■ What to do
Will you transcribe the entries that follow, exactly and in full?

-- START OF Material provided --

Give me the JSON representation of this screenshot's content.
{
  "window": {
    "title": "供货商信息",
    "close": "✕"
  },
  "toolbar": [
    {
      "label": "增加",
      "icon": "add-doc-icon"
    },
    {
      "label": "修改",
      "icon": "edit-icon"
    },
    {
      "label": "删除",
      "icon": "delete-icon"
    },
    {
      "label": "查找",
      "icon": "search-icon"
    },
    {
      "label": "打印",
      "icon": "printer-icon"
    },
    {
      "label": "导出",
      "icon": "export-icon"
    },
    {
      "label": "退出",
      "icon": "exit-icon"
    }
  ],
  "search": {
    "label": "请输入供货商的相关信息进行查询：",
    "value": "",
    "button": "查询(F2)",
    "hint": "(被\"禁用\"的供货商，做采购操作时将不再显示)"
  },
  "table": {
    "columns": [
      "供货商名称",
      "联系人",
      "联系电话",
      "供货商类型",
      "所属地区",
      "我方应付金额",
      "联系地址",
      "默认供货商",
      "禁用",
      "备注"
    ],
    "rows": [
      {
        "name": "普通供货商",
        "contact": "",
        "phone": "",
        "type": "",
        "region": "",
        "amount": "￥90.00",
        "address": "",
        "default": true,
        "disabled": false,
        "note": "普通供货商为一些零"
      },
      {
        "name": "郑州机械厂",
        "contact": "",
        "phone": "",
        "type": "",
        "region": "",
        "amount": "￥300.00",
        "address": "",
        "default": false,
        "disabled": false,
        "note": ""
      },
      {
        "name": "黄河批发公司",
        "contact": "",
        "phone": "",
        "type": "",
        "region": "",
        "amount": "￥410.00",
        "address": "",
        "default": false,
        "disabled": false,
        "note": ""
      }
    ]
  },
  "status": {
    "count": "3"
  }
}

-- END OF Material provided --

■ Worked solution
Give me the JSON representation of this screenshot's content.
{
  "window": {
    "title": "供货商信息",
    "close": "✕"
  },
  "toolbar": [
    {
      "label": "增加",
      "icon": "add-doc-icon"
    },
    {
      "label": "修改",
      "icon": "edit-icon"
    },
    {
      "label": "删除",
      "icon": "delete-icon"
    },
    {
      "label": "查找",
      "icon": "search-icon"
    },
    {
      "label": "打印",
      "icon": "printer-icon"
    },
    {
      "label": "导出",
      "icon": "export-icon"
    },
    {
      "label": "退出",
      "icon": "exit-icon"
    }
  ],
  "search": {
    "label": "请输入供货商的相关信息进行查询：",
    "value": "",
    "button": "查询(F2)",
    "hint": "(被\"禁用\"的供货商，做采购操作时将不再显示)"
  },
  "table": {
    "columns": [
      "供货商名称",
      "联系人",
      "联系电话",
      "供货商类型",
      "所属地区",
      "我方应付金额",
      "联系地址",
      "默认供货商",
      "禁用",
      "备注"
    ],
    "rows": [
      {
        "name": "普通供货商",
        "contact": "",
        "phone": "",
        "type": "",
        "region": "",
        "amount": "￥90.00",
        "address": "",
        "default": true,
        "disabled": false,
        "note": "普通供货商为一些零"
      },
      {
        "name": "郑州机械厂",
        "contact": "",
        "phone": "",
        "type": "",
        "region": "",
        "amount": "￥300.00",
        "address": "",
        "default": false,
        "disabled": false,
        "note": ""
      },
      {
        "name": "黄河批发公司",
        "contact": "",
        "phone": "",
        "type": "",
        "region": "",
        "amount": "￥410.00",
        "address": "",
        "default": false,
        "disabled": false,
        "note": ""
      }
    ]
  },
  "status": {
    "count": "3"
  }
}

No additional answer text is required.